### OBJECTIVE
Return the lines where the word "березень" occurs.

(Extracts from a graphics dataset)

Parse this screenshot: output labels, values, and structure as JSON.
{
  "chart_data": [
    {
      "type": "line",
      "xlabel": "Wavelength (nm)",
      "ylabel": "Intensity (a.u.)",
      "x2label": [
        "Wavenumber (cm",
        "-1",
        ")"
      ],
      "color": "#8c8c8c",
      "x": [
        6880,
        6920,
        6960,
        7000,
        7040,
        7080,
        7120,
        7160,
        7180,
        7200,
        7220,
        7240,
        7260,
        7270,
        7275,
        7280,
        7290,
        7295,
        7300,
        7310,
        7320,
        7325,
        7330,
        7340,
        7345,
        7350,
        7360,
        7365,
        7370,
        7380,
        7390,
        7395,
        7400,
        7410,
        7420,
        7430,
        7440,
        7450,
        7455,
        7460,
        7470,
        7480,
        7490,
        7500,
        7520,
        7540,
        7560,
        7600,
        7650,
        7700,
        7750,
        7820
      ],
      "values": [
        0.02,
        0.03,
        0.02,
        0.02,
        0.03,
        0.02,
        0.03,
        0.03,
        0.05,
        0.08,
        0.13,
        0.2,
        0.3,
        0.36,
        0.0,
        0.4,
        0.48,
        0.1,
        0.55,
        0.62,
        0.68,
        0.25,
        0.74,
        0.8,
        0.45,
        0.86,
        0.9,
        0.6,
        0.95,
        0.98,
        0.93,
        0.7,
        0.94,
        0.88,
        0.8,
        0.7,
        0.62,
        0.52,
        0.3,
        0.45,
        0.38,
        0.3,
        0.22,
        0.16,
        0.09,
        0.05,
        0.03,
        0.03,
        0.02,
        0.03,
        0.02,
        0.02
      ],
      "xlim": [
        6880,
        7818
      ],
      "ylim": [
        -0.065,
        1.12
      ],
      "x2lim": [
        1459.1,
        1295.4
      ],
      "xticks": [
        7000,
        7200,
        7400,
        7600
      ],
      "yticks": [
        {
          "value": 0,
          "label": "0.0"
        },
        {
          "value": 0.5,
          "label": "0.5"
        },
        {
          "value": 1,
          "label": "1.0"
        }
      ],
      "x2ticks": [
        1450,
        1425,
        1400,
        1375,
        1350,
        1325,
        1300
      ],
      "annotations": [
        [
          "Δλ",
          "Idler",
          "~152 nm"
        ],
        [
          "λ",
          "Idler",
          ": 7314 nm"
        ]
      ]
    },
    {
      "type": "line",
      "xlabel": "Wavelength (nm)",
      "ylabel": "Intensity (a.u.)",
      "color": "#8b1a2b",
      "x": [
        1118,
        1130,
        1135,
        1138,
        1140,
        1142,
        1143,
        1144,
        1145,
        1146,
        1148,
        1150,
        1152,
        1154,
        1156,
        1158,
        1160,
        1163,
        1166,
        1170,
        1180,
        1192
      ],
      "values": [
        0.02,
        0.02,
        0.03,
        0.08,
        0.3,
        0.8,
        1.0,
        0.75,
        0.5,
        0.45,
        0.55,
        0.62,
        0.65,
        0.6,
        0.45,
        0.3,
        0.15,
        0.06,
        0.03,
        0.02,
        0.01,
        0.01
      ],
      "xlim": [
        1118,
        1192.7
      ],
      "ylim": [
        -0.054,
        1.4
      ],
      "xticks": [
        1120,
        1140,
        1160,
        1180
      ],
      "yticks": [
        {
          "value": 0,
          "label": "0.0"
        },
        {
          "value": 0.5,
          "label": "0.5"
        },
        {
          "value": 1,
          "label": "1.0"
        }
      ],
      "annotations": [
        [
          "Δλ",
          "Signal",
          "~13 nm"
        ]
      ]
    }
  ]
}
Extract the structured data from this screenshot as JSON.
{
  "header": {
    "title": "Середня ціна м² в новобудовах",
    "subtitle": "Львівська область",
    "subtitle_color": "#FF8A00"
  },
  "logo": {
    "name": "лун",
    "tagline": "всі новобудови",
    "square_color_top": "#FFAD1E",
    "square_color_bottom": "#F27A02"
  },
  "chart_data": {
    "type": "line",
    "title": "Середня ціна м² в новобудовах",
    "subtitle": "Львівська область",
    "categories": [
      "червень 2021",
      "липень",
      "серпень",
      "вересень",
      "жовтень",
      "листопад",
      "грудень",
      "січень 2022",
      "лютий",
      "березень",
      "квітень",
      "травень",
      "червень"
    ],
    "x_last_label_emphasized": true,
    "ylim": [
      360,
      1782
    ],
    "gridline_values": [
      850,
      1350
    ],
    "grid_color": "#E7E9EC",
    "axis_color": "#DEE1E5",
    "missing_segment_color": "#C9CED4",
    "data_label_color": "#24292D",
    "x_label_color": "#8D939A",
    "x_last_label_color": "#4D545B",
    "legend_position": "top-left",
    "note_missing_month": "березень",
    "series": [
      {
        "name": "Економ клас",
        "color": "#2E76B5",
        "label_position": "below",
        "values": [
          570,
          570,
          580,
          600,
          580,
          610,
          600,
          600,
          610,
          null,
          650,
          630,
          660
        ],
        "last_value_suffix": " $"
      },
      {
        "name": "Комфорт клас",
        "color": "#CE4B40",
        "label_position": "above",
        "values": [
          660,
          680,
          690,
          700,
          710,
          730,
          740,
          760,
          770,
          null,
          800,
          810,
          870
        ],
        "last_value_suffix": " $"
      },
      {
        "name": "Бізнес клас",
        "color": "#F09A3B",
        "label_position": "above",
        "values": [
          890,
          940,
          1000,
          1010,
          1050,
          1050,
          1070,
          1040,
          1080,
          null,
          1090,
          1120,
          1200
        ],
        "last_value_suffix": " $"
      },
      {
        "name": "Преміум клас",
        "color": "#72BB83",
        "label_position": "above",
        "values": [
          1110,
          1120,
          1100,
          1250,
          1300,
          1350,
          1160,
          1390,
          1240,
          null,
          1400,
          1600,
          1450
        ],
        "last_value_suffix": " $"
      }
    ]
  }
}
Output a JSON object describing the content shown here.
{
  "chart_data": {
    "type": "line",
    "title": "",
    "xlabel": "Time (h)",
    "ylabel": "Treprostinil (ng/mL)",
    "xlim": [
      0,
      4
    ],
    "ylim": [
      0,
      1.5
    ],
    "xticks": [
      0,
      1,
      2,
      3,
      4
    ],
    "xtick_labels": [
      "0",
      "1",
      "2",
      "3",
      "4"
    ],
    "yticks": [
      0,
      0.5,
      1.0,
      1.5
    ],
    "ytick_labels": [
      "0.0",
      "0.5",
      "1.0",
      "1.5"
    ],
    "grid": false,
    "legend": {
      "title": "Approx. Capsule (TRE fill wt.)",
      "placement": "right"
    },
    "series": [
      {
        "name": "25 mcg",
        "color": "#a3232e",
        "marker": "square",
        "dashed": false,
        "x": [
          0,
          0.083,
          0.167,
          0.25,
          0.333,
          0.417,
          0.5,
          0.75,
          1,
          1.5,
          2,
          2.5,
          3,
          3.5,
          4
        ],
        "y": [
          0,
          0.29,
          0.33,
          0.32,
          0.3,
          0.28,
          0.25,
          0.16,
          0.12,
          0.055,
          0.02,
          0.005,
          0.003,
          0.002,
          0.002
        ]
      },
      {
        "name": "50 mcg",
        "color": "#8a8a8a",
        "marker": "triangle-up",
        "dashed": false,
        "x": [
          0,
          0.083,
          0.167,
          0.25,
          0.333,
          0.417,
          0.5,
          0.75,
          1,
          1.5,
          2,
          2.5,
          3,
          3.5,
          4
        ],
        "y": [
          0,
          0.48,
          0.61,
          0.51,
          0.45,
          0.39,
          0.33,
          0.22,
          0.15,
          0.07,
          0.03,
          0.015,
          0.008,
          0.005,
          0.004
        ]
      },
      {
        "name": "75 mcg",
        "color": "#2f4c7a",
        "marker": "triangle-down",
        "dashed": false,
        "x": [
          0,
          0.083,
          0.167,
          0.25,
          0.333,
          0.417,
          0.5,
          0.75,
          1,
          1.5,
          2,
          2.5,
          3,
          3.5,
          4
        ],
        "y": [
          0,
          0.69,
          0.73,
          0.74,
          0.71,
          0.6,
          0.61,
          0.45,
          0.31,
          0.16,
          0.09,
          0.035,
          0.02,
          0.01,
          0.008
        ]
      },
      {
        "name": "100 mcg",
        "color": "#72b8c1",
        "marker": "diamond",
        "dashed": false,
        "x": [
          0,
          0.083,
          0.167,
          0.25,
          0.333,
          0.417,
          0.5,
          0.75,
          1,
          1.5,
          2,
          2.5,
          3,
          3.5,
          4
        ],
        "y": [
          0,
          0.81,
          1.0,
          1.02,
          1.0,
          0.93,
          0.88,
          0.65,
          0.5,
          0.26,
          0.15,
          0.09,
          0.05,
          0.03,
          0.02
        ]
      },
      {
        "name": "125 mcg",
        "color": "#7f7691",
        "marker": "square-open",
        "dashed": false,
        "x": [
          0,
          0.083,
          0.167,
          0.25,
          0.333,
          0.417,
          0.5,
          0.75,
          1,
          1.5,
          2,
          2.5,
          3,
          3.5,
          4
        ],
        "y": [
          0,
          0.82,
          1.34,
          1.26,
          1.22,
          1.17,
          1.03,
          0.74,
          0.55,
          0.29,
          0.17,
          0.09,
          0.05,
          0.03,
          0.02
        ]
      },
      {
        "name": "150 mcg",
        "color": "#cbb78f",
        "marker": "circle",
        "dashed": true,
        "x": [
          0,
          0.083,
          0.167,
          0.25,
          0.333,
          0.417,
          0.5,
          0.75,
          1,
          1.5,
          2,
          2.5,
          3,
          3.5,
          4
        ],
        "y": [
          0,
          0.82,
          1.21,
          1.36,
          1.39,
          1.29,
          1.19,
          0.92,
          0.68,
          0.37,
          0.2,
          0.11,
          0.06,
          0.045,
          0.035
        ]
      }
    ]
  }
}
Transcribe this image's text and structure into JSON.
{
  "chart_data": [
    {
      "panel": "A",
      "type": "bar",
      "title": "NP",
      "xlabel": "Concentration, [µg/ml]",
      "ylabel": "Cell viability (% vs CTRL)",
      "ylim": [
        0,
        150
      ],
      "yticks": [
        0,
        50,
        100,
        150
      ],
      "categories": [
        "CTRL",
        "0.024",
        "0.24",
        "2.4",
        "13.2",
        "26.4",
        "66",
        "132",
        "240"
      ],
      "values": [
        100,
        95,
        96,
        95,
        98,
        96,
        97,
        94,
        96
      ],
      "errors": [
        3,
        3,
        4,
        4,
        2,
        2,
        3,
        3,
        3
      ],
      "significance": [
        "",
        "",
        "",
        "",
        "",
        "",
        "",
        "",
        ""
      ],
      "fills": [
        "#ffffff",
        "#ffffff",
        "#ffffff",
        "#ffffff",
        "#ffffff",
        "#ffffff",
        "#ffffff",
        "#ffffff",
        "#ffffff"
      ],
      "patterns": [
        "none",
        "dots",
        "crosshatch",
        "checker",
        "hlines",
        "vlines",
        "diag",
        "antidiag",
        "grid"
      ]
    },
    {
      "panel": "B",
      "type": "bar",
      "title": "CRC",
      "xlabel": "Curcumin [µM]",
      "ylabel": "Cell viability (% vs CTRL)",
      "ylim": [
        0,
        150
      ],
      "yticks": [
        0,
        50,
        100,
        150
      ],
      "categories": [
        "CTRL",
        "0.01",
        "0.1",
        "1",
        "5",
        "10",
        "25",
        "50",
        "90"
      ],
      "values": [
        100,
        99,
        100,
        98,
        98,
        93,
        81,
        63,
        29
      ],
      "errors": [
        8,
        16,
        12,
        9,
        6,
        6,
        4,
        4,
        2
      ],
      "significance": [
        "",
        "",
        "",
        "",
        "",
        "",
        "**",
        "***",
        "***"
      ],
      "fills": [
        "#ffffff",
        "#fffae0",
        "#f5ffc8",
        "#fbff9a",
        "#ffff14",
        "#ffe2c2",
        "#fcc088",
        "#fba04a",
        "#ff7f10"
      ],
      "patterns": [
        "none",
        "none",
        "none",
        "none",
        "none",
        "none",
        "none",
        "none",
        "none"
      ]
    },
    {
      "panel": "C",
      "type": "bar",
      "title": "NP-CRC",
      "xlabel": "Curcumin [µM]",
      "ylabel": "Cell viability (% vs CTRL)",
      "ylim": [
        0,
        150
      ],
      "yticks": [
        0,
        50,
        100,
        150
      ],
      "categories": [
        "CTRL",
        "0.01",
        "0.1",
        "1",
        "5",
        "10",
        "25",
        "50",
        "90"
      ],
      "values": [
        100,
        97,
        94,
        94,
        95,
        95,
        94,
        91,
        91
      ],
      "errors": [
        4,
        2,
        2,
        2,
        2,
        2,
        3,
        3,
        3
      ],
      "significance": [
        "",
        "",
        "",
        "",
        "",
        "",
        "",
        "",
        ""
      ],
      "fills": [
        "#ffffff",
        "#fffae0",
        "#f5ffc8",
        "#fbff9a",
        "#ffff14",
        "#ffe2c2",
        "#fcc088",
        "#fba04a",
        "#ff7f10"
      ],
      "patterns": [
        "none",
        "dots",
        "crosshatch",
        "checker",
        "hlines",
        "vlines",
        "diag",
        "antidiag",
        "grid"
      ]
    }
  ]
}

### WRITTEN SOLUTION
      "березень",
    "note_missing_month": "березень",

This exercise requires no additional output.